Sift the listing for lines that hold the string "title" and pull them out.
------ Task input
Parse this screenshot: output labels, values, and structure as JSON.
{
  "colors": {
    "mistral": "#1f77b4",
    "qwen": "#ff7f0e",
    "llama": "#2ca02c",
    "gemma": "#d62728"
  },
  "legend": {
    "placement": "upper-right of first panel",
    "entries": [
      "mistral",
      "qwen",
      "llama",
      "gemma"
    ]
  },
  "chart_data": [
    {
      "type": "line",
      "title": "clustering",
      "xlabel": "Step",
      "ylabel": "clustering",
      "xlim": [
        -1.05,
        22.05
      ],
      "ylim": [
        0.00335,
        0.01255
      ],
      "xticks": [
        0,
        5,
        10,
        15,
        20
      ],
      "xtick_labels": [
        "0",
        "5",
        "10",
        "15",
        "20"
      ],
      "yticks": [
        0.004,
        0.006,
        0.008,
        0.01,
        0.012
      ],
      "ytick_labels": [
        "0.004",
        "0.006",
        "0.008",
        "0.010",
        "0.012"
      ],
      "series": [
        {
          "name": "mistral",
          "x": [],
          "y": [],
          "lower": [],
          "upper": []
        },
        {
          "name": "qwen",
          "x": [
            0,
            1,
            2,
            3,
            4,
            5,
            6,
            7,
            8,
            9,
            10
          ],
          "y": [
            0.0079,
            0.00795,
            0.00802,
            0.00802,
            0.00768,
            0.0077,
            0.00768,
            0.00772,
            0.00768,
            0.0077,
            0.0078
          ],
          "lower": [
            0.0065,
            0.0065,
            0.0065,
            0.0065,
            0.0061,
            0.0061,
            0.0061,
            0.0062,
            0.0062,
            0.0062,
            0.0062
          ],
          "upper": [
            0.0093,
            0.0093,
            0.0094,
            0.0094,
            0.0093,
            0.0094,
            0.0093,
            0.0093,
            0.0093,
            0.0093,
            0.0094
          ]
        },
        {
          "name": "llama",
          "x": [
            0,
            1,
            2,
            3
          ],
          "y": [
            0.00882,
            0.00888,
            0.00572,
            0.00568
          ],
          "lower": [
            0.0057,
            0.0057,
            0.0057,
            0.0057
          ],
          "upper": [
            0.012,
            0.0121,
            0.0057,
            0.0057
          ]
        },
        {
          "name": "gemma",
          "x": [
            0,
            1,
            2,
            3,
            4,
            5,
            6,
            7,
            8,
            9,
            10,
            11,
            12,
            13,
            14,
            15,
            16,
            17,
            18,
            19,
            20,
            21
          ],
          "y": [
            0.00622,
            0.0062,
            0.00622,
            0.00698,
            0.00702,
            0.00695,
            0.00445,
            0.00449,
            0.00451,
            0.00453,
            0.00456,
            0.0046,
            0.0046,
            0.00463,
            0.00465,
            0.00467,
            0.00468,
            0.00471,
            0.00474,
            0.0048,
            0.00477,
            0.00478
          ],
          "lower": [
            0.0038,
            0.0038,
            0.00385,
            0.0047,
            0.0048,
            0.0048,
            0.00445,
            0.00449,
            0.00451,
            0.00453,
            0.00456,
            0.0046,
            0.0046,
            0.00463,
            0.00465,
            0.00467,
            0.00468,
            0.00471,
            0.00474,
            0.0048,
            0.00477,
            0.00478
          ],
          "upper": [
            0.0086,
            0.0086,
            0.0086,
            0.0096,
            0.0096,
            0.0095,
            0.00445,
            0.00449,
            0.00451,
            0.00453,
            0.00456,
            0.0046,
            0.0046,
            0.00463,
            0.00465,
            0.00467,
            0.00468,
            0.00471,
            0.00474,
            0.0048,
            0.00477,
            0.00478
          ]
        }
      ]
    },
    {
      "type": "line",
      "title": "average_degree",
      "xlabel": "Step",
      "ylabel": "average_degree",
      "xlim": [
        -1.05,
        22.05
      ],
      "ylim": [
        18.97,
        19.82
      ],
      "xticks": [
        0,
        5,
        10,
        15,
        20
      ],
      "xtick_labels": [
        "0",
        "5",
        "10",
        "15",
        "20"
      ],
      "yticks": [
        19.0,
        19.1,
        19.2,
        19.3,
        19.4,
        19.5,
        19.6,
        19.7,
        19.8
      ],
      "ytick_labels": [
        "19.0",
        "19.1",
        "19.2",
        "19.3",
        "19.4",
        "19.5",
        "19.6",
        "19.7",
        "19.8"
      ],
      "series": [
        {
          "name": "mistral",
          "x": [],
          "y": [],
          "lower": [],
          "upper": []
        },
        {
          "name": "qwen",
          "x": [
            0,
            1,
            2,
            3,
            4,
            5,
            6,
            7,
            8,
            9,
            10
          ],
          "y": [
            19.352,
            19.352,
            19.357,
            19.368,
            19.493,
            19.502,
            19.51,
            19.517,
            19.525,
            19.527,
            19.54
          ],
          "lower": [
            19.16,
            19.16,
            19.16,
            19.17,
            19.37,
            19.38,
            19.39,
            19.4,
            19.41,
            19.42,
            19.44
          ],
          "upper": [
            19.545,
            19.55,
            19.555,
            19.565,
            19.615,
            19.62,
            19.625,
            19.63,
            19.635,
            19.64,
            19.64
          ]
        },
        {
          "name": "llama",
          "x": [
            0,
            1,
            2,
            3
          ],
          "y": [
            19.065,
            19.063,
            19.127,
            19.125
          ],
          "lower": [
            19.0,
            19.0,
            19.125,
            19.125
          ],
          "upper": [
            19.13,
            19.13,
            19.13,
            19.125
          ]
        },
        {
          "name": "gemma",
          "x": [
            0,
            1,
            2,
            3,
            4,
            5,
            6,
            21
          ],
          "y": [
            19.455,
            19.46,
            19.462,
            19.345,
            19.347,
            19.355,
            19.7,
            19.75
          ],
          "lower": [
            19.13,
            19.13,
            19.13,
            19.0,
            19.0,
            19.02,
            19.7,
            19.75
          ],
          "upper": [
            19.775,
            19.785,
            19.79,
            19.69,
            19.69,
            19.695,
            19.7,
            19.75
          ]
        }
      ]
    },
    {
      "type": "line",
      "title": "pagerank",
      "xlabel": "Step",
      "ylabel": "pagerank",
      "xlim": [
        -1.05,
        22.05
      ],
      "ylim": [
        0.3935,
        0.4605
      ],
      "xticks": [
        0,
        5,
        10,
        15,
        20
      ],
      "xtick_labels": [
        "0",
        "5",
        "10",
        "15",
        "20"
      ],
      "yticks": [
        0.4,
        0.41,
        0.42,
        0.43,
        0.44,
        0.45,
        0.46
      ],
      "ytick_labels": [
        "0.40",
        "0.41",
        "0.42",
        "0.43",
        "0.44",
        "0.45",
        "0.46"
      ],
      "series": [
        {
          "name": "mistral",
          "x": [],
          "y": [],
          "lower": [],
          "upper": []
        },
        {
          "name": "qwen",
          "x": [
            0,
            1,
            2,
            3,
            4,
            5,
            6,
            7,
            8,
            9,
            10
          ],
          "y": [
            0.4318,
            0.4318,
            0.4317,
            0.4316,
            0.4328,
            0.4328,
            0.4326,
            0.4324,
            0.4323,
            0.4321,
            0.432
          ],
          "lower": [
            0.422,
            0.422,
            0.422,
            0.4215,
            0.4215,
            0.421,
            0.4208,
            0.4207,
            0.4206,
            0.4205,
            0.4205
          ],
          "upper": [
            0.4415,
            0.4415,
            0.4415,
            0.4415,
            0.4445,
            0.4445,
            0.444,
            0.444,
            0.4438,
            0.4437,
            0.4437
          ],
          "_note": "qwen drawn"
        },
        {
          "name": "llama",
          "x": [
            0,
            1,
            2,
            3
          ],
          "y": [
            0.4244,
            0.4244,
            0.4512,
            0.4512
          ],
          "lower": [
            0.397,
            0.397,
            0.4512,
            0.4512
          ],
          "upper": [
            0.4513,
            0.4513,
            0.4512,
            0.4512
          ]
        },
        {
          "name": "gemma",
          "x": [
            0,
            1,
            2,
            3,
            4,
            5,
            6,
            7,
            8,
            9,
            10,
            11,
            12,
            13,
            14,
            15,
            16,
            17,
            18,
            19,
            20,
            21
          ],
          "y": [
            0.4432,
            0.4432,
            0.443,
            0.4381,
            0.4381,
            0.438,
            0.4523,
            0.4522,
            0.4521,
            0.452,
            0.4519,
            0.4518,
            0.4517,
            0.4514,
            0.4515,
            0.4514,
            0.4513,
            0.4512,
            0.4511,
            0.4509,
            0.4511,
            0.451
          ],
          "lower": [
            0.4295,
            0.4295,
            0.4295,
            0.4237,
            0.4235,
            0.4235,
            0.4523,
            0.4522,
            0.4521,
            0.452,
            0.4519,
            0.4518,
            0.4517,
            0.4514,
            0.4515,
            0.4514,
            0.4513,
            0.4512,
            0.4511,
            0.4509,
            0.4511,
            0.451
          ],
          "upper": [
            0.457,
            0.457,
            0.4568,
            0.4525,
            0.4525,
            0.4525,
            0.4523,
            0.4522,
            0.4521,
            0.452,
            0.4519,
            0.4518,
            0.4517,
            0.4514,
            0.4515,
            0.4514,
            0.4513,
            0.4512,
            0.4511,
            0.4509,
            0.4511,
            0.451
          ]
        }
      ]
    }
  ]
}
------------
------ Task input
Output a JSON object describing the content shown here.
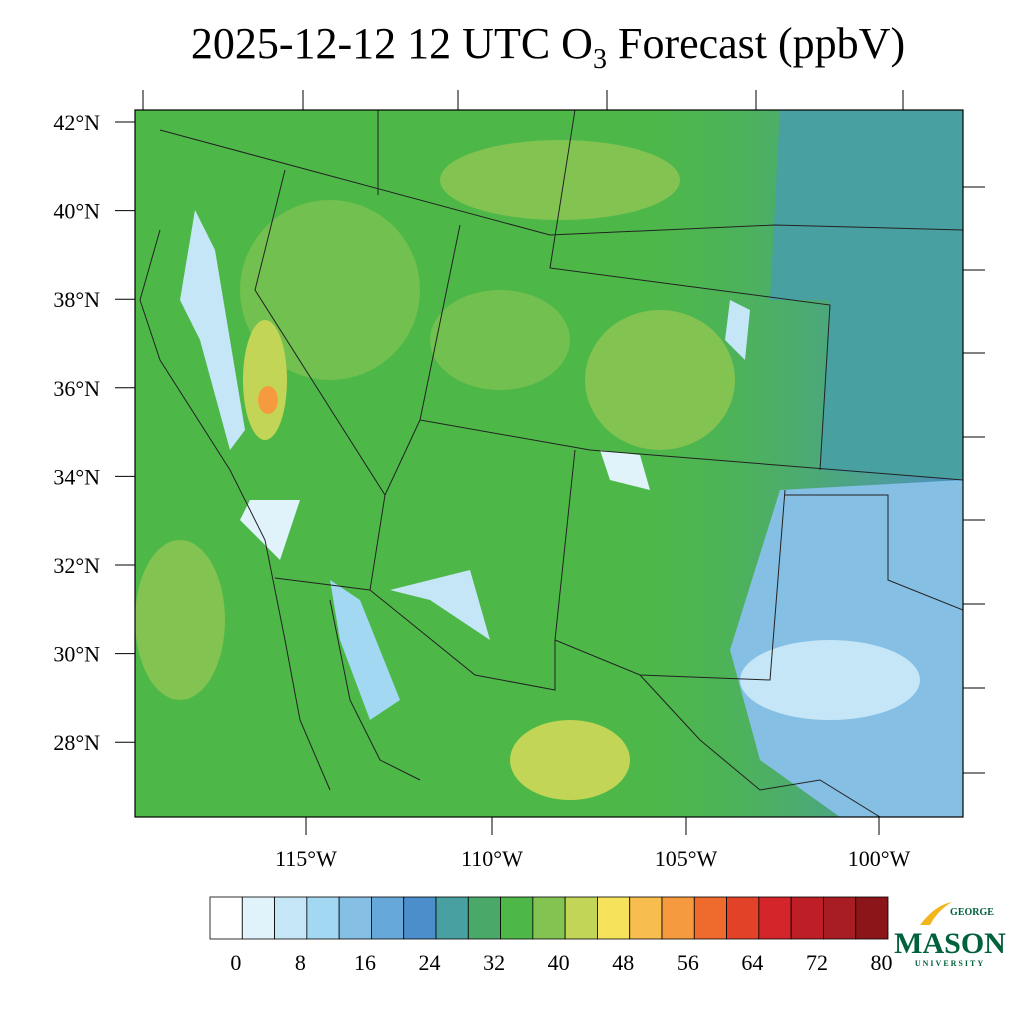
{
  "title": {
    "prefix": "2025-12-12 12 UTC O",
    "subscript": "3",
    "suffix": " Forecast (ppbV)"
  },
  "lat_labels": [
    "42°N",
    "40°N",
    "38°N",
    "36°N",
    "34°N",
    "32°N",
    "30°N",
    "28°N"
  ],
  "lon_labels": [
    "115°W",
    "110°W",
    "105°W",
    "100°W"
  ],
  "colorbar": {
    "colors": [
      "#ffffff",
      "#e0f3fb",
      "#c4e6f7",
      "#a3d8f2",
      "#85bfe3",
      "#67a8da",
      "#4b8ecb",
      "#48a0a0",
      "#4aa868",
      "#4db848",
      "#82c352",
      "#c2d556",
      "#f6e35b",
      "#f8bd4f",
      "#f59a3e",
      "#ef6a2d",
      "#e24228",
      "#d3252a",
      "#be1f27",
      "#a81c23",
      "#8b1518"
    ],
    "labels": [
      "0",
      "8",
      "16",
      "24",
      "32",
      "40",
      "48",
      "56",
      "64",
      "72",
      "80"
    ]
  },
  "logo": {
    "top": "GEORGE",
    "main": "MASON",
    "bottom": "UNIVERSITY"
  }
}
------------
The completed task —
      "title": "clustering",
      "title": "average_degree",
      "title": "pagerank",
  "title": {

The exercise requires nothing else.